Beantworten Sie mithilfe des folgenden Textauszugs diese Fragen:
1. Zu welcher Welt werden Petra Grieserts Bilder laut der Laudatio von Sarah Boger?
2. Womit füllt Marco Schmitt die Fensterchen der Terrassentüren in seinen Kleinformaten?
3. Über wie viele Terrassentüren verfügen die Ausstellungsräume des Living Museum?

Textauszug:
▶

Petra Griesert vom KreativWerk Höfingen interessiert sich auch für das „Weiche, Flauschige“, das sich in ihren an Bleiglasfenstern erinnernden Gemälden spiegelt: „Ihre Bilder werden Teil ihrer ‚Muppchenwelt‘ – einer Welt, wo alles Schöne und Gute ein Zuhause findet“, so Sarah Boger in ihrer Laudatio.
Marco Schmitts (Atelier 5) aktuelle Leidenschaft gilt den Terrassentüren, die er wieder und wieder in seinen Kleinformaten zeichnerisch prägnant abbildet und deren Fensterchen er immer wieder mit neuem Leben füllt: mit Murmeln, Lebensmitteln oder Wetterlagen. „Sie finden, dass die Terrassentür die schönste Tür ist, die es gibt. Stimmt das?“, fragte Sarah Boger den anwesenden Künstler. Die Antwort ist ein klares Ja und sehr zum Entzücken Schmitts verfügen die Ausstellungsräume des Living Museum gleich über zwei Terrassentüren.

◀

Vorliegende Angaben:
▶

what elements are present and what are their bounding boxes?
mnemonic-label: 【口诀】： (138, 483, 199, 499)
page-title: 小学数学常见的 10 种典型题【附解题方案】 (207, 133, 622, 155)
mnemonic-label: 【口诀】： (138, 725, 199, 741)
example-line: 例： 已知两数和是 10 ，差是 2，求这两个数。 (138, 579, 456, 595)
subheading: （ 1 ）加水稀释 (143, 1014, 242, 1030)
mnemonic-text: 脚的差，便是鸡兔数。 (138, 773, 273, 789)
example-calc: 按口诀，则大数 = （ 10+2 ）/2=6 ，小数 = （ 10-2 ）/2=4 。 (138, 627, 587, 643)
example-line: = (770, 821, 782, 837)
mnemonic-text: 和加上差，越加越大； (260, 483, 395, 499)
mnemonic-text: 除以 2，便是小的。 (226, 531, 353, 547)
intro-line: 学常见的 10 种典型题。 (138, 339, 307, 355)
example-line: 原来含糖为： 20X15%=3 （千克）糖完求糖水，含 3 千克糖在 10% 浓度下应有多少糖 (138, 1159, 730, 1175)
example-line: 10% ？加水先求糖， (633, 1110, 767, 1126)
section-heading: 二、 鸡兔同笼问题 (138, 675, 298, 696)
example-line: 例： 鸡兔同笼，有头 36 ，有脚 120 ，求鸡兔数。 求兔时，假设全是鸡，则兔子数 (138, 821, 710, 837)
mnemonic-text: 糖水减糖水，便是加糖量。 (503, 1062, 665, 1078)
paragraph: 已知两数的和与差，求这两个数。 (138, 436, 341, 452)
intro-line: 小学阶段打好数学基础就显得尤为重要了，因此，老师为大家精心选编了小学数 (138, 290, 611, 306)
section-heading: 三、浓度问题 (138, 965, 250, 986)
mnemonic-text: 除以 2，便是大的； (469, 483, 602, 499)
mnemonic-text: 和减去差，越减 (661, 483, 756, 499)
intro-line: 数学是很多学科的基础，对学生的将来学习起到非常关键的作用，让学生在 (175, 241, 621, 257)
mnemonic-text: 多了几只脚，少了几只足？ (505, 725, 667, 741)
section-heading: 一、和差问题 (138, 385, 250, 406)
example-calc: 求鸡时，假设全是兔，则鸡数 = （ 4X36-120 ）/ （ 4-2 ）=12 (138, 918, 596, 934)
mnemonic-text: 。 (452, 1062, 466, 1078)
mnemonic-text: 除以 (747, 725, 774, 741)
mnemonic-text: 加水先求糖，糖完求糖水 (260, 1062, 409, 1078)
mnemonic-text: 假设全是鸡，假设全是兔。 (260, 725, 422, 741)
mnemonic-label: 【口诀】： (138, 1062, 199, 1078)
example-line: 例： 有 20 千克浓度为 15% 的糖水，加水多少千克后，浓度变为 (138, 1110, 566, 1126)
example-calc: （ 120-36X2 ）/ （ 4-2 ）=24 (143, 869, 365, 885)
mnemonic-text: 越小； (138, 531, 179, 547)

◀

Lösung:
1. Sie werden Teil ihrer „Muppchenwelt“, einer Welt, wo alles Schöne und Gute ein Zuhause findet.
2. Er füllt sie mit Murmeln, Lebensmitteln oder Wetterlagen.
3. Die Ausstellungsräume verfügen über zwei Terrassentüren.